Extracted records:
** Start **
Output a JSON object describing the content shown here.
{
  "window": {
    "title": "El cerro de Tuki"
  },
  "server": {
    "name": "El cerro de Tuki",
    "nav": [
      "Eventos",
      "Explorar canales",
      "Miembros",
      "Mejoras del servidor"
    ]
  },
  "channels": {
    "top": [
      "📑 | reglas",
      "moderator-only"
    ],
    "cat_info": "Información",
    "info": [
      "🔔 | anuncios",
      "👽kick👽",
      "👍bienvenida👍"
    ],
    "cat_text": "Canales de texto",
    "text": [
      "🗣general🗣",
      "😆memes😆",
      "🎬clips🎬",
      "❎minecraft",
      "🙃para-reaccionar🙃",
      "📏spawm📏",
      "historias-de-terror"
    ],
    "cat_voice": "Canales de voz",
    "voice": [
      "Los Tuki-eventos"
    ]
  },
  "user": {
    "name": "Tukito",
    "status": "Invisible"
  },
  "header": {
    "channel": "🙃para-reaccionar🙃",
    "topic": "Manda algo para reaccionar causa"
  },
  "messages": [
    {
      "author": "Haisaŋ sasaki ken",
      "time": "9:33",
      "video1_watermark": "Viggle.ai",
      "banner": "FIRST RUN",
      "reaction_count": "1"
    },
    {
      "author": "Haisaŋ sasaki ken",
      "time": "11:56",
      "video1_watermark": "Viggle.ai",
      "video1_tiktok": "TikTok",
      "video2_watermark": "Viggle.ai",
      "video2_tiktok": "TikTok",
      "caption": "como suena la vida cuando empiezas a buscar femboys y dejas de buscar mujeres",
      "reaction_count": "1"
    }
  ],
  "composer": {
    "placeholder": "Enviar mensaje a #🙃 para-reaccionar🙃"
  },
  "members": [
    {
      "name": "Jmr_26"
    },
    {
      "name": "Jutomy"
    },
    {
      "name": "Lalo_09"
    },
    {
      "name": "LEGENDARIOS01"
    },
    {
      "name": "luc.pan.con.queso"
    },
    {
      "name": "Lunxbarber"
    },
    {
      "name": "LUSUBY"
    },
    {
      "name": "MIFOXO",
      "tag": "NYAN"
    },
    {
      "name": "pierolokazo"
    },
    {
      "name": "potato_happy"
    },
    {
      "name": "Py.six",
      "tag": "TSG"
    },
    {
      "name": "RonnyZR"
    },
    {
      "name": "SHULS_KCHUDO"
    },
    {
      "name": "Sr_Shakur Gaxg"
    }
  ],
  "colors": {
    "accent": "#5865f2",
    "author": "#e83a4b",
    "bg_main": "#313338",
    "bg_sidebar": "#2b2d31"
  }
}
** End **
> Goal: Exactly reproduce every line of the records.

> Task response:
Output a JSON object describing the content shown here.
{
  "window": {
    "title": "El cerro de Tuki"
  },
  "server": {
    "name": "El cerro de Tuki",
    "nav": [
      "Eventos",
      "Explorar canales",
      "Miembros",
      "Mejoras del servidor"
    ]
  },
  "channels": {
    "top": [
      "📑 | reglas",
      "moderator-only"
    ],
    "cat_info": "Información",
    "info": [
      "🔔 | anuncios",
      "👽kick👽",
      "👍bienvenida👍"
    ],
    "cat_text": "Canales de texto",
    "text": [
      "🗣general🗣",
      "😆memes😆",
      "🎬clips🎬",
      "❎minecraft",
      "🙃para-reaccionar🙃",
      "📏spawm📏",
      "historias-de-terror"
    ],
    "cat_voice": "Canales de voz",
    "voice": [
      "Los Tuki-eventos"
    ]
  },
  "user": {
    "name": "Tukito",
    "status": "Invisible"
  },
  "header": {
    "channel": "🙃para-reaccionar🙃",
    "topic": "Manda algo para reaccionar causa"
  },
  "messages": [
    {
      "author": "Haisaŋ sasaki ken",
      "time": "9:33",
      "video1_watermark": "Viggle.ai",
      "banner": "FIRST RUN",
      "reaction_count": "1"
    },
    {
      "author": "Haisaŋ sasaki ken",
      "time": "11:56",
      "video1_watermark": "Viggle.ai",
      "video1_tiktok": "TikTok",
      "video2_watermark": "Viggle.ai",
      "video2_tiktok": "TikTok",
      "caption": "como suena la vida cuando empiezas a buscar femboys y dejas de buscar mujeres",
      "reaction_count": "1"
    }
  ],
  "composer": {
    "placeholder": "Enviar mensaje a #🙃 para-reaccionar🙃"
  },
  "members": [
    {
      "name": "Jmr_26"
    },
    {
      "name": "Jutomy"
    },
    {
      "name": "Lalo_09"
    },
    {
      "name": "LEGENDARIOS01"
    },
    {
      "name": "luc.pan.con.queso"
    },
    {
      "name": "Lunxbarber"
    },
    {
      "name": "LUSUBY"
    },
    {
      "name": "MIFOXO",
      "tag": "NYAN"
    },
    {
      "name": "pierolokazo"
    },
    {
      "name": "potato_happy"
    },
    {
      "name": "Py.six",
      "tag": "TSG"
    },
    {
      "name": "RonnyZR"
    },
    {
      "name": "SHULS_KCHUDO"
    },
    {
      "name": "Sr_Shakur Gaxg"
    }
  ],
  "colors": {
    "accent": "#5865f2",
    "author": "#e83a4b",
    "bg_main": "#313338",
    "bg_sidebar": "#2b2d31"
  }
}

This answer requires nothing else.